### WORK TO DO
Search the material for the word "الشيوخ" and report each line where it turns up.

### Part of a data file
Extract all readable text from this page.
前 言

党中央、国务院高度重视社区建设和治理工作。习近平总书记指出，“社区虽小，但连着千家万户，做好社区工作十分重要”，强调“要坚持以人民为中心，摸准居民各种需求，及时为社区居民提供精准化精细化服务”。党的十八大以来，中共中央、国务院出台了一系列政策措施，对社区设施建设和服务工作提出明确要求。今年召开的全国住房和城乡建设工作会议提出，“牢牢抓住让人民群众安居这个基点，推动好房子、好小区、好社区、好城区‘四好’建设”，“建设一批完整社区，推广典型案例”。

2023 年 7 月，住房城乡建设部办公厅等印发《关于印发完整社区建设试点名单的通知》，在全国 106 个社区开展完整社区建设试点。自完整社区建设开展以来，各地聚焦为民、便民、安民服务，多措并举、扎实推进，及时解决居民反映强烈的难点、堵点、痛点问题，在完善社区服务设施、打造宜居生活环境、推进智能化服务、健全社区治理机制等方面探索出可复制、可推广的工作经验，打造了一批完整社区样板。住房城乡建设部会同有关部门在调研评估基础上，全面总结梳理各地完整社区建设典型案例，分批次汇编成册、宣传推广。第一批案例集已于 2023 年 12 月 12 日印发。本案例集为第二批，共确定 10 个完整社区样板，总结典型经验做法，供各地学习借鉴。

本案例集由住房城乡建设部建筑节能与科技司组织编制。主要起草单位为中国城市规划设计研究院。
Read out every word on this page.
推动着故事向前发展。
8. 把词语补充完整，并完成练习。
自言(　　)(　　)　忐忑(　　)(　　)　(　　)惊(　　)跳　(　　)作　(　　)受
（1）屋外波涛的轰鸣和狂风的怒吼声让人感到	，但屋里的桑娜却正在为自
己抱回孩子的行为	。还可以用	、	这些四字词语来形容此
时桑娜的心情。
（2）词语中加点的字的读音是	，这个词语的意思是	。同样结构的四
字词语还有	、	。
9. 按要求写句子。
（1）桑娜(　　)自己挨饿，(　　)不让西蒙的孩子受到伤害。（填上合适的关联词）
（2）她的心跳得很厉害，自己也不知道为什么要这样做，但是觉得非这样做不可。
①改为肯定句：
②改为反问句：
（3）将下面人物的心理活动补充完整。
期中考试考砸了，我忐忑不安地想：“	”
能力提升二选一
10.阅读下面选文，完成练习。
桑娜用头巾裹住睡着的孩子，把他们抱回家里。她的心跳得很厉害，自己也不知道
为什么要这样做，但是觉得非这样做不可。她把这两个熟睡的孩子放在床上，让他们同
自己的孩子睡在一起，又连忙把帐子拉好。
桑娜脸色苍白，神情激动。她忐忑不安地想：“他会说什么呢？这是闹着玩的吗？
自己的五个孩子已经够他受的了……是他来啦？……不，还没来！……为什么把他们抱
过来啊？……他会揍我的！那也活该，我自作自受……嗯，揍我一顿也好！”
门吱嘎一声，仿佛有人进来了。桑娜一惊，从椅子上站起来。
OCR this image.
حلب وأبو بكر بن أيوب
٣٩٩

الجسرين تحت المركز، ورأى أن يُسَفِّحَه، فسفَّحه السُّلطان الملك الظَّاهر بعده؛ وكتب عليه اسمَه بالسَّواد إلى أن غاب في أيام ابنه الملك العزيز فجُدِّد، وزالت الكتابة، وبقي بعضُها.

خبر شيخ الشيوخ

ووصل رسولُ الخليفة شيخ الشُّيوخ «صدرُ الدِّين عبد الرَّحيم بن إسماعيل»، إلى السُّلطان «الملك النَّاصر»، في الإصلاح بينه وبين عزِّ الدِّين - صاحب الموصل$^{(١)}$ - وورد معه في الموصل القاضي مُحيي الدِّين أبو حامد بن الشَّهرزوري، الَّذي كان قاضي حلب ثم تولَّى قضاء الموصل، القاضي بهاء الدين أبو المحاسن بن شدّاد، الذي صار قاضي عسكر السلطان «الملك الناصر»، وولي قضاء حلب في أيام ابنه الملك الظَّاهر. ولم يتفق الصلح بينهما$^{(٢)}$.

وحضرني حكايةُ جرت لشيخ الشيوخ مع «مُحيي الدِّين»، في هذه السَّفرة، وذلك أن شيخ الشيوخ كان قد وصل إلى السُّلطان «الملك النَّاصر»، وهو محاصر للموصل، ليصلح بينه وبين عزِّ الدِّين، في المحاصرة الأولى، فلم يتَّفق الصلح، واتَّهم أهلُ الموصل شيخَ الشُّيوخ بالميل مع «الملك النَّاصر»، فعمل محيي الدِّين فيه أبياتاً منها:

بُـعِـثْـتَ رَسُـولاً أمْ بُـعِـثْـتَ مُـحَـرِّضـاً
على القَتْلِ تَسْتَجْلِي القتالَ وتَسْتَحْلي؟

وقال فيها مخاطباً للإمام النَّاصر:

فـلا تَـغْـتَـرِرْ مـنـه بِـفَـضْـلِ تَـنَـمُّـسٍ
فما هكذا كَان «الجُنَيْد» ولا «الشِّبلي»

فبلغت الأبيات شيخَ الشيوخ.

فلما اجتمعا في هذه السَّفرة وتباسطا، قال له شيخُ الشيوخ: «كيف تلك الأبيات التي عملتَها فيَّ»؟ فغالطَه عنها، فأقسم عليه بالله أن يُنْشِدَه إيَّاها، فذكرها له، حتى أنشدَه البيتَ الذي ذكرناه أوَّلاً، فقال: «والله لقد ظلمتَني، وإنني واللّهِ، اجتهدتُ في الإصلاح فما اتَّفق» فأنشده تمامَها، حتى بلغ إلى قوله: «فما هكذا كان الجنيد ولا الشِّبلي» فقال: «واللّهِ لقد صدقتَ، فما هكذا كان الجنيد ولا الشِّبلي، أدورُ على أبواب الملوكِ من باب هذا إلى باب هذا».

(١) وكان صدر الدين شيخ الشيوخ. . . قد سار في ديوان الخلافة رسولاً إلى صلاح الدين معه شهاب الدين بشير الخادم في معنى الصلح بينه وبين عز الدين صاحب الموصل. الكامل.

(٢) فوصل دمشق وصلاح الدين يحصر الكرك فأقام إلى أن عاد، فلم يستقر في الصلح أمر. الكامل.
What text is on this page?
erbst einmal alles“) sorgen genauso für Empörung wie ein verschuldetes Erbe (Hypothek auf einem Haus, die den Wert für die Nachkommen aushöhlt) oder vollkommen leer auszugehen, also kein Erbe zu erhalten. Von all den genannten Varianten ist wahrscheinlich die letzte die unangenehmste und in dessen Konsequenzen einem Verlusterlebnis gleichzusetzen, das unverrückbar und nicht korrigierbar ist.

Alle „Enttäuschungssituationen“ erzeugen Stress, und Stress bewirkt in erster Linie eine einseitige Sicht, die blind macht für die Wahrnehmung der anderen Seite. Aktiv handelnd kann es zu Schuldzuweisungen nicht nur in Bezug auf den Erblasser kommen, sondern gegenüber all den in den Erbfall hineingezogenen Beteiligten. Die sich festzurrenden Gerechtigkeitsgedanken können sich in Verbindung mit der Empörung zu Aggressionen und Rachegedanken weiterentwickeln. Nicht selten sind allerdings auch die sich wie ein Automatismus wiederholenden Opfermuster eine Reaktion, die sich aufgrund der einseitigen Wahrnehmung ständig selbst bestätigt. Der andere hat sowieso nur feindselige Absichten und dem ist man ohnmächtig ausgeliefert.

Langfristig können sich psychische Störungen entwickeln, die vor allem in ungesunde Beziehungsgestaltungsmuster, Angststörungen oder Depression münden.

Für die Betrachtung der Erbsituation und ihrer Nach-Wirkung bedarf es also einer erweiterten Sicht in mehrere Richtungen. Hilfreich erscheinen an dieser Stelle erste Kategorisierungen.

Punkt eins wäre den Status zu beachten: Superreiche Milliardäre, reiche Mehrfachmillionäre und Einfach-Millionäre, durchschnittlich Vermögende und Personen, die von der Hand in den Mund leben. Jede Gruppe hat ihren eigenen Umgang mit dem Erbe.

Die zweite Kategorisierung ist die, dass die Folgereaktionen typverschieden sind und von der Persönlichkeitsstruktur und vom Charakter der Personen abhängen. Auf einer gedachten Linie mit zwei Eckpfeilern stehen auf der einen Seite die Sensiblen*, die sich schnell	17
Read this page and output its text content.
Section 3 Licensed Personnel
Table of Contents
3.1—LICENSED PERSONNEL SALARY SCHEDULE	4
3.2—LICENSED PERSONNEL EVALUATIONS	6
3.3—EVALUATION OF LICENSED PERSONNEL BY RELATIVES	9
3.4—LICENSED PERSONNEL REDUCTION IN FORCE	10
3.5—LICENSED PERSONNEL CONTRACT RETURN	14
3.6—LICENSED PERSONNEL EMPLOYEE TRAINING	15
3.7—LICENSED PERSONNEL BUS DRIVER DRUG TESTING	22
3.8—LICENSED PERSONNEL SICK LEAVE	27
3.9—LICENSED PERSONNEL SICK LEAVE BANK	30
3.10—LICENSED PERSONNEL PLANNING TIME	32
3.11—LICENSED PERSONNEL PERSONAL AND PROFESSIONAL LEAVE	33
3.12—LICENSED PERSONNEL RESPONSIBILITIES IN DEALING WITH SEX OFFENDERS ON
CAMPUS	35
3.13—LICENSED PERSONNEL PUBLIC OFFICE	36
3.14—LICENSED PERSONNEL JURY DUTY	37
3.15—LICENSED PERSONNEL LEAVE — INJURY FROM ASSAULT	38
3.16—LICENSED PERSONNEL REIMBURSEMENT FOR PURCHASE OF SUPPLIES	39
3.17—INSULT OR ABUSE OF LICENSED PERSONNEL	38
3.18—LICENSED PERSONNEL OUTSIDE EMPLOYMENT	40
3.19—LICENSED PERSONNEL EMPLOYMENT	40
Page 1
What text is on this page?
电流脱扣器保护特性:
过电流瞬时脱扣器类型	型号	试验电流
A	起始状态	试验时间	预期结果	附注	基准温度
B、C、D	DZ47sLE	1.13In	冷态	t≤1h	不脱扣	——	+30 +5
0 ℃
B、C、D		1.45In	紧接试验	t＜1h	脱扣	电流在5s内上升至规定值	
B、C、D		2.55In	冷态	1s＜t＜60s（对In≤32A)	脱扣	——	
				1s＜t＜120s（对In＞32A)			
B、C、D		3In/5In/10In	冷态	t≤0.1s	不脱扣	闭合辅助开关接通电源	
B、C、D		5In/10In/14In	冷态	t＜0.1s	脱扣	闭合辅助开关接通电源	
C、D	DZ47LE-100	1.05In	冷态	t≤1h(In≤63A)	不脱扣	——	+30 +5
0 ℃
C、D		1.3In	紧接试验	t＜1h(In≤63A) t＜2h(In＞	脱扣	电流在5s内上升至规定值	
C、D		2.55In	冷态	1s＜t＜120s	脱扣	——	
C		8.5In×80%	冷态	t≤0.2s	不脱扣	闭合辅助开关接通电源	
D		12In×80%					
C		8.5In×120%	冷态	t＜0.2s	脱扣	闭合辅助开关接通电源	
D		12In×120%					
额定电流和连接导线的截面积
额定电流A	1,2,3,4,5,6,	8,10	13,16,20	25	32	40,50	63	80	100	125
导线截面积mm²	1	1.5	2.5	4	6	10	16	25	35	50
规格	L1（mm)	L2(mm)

### TASK SOLUTION
خبر شيخ الشيوخ
وحضرني حكايةُ جرت لشيخ الشيوخ مع «مُحيي الدِّين»، في هذه السَّفرة، وذلك أن شيخ الشيوخ كان قد وصل إلى السُّلطان «الملك النَّاصر»، وهو محاصر للموصل، ليصلح بينه وبين عزِّ الدِّين، في المحاصرة الأولى، فلم يتَّفق الصلح، واتَّهم أهلُ الموصل شيخَ الشُّيوخ بالميل مع «الملك النَّاصر»، فعمل محيي الدِّين فيه أبياتاً منها:
فبلغت الأبيات شيخَ الشيوخ.
فلما اجتمعا في هذه السَّفرة وتباسطا، قال له شيخُ الشيوخ: «كيف تلك الأبيات التي عملتَها فيَّ»؟ فغالطَه عنها، فأقسم عليه بالله أن يُنْشِدَه إيَّاها، فذكرها له، حتى أنشدَه البيتَ الذي ذكرناه أوَّلاً، فقال: «والله لقد ظلمتَني، وإنني واللّهِ، اجتهدتُ في الإصلاح فما اتَّفق» فأنشده تمامَها، حتى بلغ إلى قوله: «فما هكذا كان الجنيد ولا الشِّبلي» فقال: «واللّهِ لقد صدقتَ، فما هكذا كان الجنيد ولا الشِّبلي، أدورُ على أبواب الملوكِ من باب هذا إلى باب هذا».
(١) وكان صدر الدين شيخ الشيوخ. . . قد سار في ديوان الخلافة رسولاً إلى صلاح الدين معه شهاب الدين بشير الخادم في معنى الصلح بينه وبين عز الدين صاحب الموصل. الكامل.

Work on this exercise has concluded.